Records contained in a dataset

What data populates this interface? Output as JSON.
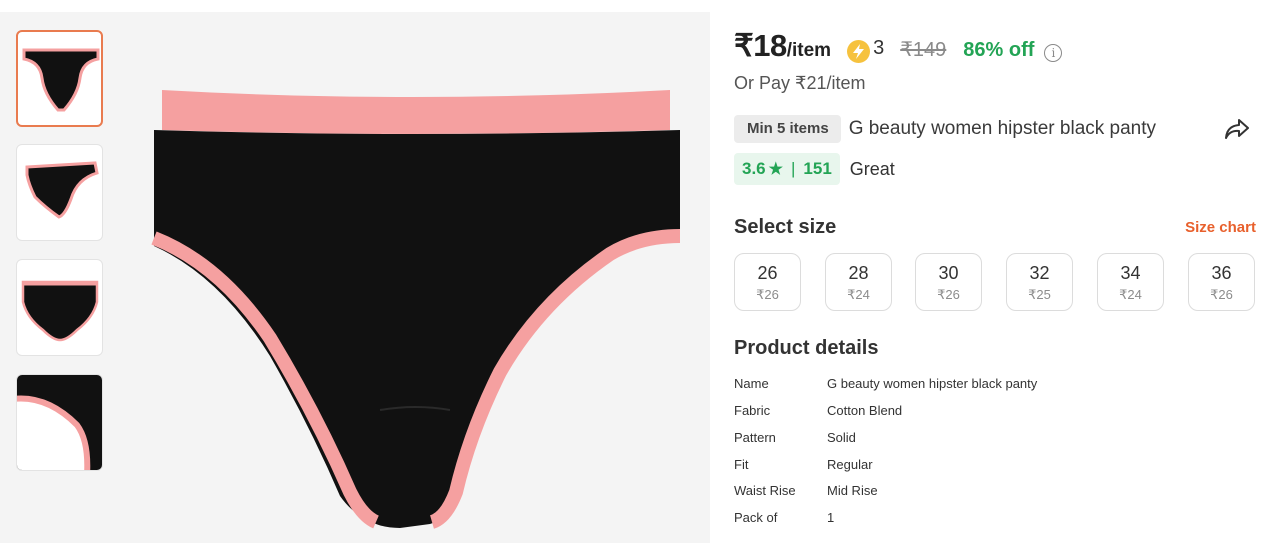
{
  "thumbnails": [
    {
      "name": "thumbnail-front",
      "active": true
    },
    {
      "name": "thumbnail-side",
      "active": false
    },
    {
      "name": "thumbnail-back",
      "active": false
    },
    {
      "name": "thumbnail-closeup",
      "active": false
    }
  ],
  "price": {
    "current": "₹18",
    "unit": "/item",
    "coins": "3",
    "mrp": "₹149",
    "discount": "86% off",
    "or_pay": "Or Pay ₹21/item"
  },
  "product": {
    "min_badge": "Min 5 items",
    "title": "G beauty women hipster black panty"
  },
  "rating": {
    "score": "3.6",
    "star": "★",
    "divider": "|",
    "count": "151",
    "label": "Great"
  },
  "size_section": {
    "title": "Select size",
    "chart_link": "Size chart",
    "sizes": [
      {
        "size": "26",
        "price": "₹26"
      },
      {
        "size": "28",
        "price": "₹24"
      },
      {
        "size": "30",
        "price": "₹26"
      },
      {
        "size": "32",
        "price": "₹25"
      },
      {
        "size": "34",
        "price": "₹24"
      },
      {
        "size": "36",
        "price": "₹26"
      }
    ]
  },
  "details": {
    "title": "Product details",
    "rows": [
      {
        "key": "Name",
        "value": "G beauty women hipster black panty"
      },
      {
        "key": "Fabric",
        "value": "Cotton Blend"
      },
      {
        "key": "Pattern",
        "value": "Solid"
      },
      {
        "key": "Fit",
        "value": "Regular"
      },
      {
        "key": "Waist Rise",
        "value": "Mid Rise"
      },
      {
        "key": "Pack of",
        "value": "1"
      }
    ]
  },
  "colors": {
    "garment": "#111111",
    "trim": "#f5a0a0",
    "discount": "#23a455",
    "accent": "#e8602c"
  },
  "icons": {
    "coin": "lightning-coin-icon",
    "info": "info-icon",
    "share": "share-icon",
    "star": "star-icon"
  }
}
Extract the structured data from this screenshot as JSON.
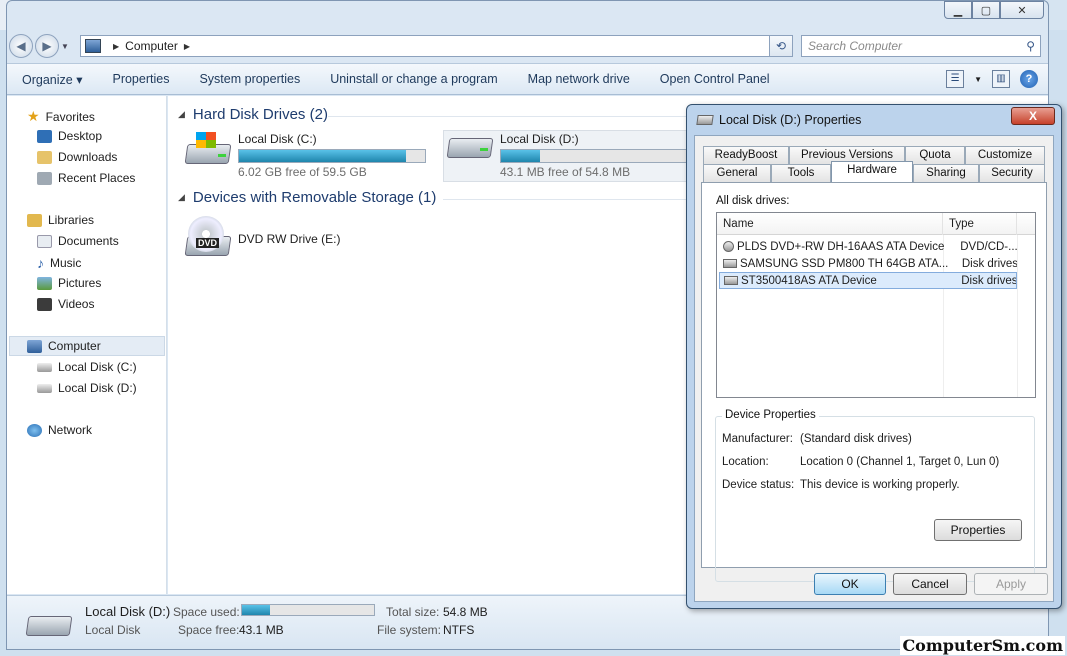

_WHAT YOU ARE ASKED TO DO_
Output the full set of records above without changing a word, and drop the images.

_RESULT FOR THIS TASK_
What data populates this interface? Output as JSON.
{
  "thumbnails": [
    {
      "name": "thumbnail-front",
      "active": true
    },
    {
      "name": "thumbnail-side",
      "active": false
    },
    {
      "name": "thumbnail-back",
      "active": false
    },
    {
      "name": "thumbnail-closeup",
      "active": false
    }
  ],
  "price": {
    "current": "₹18",
    "unit": "/item",
    "coins": "3",
    "mrp": "₹149",
    "discount": "86% off",
    "or_pay": "Or Pay ₹21/item"
  },
  "product": {
    "min_badge": "Min 5 items",
    "title": "G beauty women hipster black panty"
  },
  "rating": {
    "score": "3.6",
    "star": "★",
    "divider": "|",
    "count": "151",
    "label": "Great"
  },
  "size_section": {
    "title": "Select size",
    "chart_link": "Size chart",
    "sizes": [
      {
        "size": "26",
        "price": "₹26"
      },
      {
        "size": "28",
        "price": "₹24"
      },
      {
        "size": "30",
        "price": "₹26"
      },
      {
        "size": "32",
        "price": "₹25"
      },
      {
        "size": "34",
        "price": "₹24"
      },
      {
        "size": "36",
        "price": "₹26"
      }
    ]
  },
  "details": {
    "title": "Product details",
    "rows": [
      {
        "key": "Name",
        "value": "G beauty women hipster black panty"
      },
      {
        "key": "Fabric",
        "value": "Cotton Blend"
      },
      {
        "key": "Pattern",
        "value": "Solid"
      },
      {
        "key": "Fit",
        "value": "Regular"
      },
      {
        "key": "Waist Rise",
        "value": "Mid Rise"
      },
      {
        "key": "Pack of",
        "value": "1"
      }
    ]
  },
  "colors": {
    "garment": "#111111",
    "trim": "#f5a0a0",
    "discount": "#23a455",
    "accent": "#e8602c"
  },
  "icons": {
    "coin": "lightning-coin-icon",
    "info": "info-icon",
    "share": "share-icon",
    "star": "star-icon"
  }
}
Extract the structured data from this screenshot as JSON.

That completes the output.